_What is needed_. Reply with one number: the count of lines in the records below that hold "JSON".

☆ ☆ ☆ ☆ ☆ ☆ ☆

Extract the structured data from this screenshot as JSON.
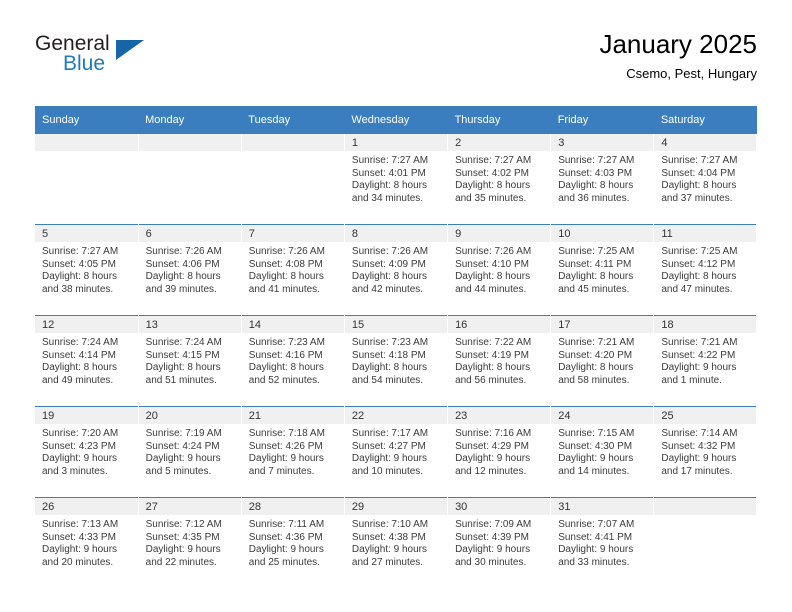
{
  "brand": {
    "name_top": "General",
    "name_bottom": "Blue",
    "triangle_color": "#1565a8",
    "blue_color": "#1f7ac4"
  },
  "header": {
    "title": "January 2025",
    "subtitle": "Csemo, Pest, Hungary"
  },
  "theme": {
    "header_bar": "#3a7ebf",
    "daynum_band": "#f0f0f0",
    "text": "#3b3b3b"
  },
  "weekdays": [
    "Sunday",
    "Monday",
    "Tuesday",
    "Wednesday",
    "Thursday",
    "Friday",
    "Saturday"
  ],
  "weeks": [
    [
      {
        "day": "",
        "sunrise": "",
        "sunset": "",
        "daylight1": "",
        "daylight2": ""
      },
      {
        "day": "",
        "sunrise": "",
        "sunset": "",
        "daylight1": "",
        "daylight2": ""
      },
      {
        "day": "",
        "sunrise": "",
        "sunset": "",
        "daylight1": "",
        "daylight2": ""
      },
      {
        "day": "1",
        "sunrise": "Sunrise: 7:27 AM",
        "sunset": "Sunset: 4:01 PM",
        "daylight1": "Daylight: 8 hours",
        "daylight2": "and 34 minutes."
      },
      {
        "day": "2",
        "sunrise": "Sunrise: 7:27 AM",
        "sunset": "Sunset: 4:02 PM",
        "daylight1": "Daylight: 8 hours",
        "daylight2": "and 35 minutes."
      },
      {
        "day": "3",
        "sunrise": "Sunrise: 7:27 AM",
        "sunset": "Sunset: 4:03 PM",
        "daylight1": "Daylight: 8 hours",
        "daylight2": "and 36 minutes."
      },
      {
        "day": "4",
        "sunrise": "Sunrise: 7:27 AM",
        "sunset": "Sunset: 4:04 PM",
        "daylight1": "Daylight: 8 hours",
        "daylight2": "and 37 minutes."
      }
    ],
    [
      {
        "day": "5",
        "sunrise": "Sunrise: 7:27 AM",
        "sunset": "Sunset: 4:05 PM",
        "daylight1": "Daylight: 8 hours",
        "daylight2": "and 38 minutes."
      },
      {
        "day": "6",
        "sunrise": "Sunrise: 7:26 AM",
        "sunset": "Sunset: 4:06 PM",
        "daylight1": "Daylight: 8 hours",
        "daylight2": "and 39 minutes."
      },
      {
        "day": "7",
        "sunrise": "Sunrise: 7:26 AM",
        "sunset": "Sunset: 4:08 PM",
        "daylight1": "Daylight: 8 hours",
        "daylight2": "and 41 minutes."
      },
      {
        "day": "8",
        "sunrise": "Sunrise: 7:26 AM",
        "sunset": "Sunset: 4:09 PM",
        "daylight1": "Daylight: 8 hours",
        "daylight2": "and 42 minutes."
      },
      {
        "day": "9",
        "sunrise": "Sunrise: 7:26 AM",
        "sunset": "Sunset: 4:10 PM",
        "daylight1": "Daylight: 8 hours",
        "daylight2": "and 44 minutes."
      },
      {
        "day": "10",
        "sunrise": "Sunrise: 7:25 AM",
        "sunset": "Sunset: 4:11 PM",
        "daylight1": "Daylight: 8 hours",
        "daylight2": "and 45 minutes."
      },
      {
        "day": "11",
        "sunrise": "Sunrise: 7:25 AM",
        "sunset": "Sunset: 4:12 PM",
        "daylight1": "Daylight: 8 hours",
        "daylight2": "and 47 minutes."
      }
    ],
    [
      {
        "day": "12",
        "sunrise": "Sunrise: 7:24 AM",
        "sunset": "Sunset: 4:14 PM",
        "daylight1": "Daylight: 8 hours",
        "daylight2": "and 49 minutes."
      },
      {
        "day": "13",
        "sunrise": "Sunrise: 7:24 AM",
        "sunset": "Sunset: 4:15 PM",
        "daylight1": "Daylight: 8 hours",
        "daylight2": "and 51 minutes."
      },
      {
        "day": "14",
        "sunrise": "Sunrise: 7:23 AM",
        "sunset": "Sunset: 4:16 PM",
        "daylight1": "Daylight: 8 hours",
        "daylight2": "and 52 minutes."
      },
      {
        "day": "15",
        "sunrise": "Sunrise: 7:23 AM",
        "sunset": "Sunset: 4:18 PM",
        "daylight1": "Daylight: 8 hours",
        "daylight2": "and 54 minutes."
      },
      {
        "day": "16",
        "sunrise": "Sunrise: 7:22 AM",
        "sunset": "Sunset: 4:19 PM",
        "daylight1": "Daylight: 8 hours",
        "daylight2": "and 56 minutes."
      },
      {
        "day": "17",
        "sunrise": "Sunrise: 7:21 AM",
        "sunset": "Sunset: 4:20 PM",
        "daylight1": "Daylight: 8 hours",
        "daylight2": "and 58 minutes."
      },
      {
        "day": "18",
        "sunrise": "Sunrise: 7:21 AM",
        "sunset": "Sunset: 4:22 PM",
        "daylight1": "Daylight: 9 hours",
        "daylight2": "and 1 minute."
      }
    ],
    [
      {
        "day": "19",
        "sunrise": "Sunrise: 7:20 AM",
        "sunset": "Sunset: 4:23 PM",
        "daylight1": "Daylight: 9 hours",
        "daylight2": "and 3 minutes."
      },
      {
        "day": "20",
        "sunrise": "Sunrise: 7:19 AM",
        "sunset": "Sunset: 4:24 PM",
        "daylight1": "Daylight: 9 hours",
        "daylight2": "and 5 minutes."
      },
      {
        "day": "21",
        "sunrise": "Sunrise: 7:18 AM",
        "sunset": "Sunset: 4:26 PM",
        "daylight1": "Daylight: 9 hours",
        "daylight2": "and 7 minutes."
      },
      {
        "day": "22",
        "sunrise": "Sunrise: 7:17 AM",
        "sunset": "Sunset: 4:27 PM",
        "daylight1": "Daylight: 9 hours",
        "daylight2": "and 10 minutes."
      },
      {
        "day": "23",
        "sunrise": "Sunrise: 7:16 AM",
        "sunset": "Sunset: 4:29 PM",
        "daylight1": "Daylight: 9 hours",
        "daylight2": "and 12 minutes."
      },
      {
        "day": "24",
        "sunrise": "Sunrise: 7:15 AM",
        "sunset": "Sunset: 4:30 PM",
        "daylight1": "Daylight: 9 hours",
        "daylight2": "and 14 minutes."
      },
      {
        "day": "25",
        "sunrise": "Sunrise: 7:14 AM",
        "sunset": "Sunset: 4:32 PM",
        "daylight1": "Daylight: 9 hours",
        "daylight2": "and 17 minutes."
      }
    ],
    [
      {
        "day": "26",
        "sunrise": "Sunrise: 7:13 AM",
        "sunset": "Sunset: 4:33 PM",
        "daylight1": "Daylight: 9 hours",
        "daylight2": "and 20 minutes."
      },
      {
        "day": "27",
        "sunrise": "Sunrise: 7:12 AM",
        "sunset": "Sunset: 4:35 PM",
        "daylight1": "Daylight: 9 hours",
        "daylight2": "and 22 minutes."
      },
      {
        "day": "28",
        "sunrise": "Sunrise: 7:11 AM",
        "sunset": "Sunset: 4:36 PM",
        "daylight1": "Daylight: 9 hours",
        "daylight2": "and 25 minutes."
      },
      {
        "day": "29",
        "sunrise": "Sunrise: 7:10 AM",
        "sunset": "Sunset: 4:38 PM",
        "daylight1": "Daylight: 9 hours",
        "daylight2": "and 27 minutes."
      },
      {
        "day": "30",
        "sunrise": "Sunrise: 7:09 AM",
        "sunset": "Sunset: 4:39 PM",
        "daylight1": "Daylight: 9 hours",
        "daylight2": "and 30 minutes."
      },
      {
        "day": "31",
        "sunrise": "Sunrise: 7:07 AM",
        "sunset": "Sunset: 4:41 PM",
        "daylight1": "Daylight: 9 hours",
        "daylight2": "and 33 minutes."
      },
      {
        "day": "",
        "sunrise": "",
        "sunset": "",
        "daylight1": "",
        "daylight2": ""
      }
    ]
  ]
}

☆ ☆ ☆ ☆ ☆ ☆ ☆

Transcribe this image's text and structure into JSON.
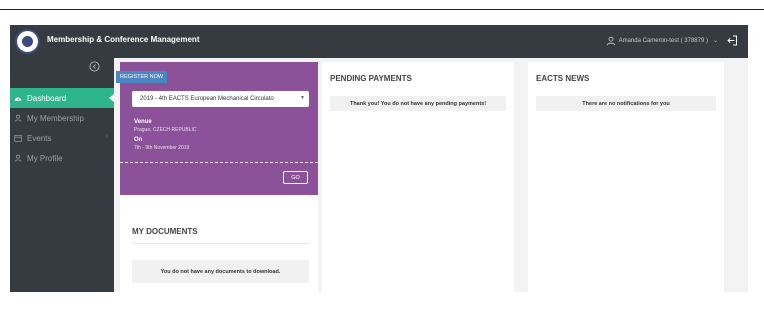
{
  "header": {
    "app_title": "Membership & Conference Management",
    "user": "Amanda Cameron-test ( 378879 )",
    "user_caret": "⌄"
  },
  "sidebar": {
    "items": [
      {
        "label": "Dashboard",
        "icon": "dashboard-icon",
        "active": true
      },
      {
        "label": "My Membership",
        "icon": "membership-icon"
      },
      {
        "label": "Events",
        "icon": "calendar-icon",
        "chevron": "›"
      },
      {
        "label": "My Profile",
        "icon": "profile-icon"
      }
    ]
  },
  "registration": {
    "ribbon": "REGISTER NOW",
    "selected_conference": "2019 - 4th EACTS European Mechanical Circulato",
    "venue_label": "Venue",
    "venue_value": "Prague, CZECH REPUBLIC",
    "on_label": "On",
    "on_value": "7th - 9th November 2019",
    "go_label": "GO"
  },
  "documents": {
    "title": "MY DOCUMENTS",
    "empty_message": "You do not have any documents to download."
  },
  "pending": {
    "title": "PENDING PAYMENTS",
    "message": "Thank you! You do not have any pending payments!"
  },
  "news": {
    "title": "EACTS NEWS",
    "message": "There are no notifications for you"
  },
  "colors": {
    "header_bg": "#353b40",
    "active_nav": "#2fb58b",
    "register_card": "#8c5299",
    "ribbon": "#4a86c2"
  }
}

☆ ☆ ☆ ☆ ☆ ☆ ☆

_Solution to this exercise_. 2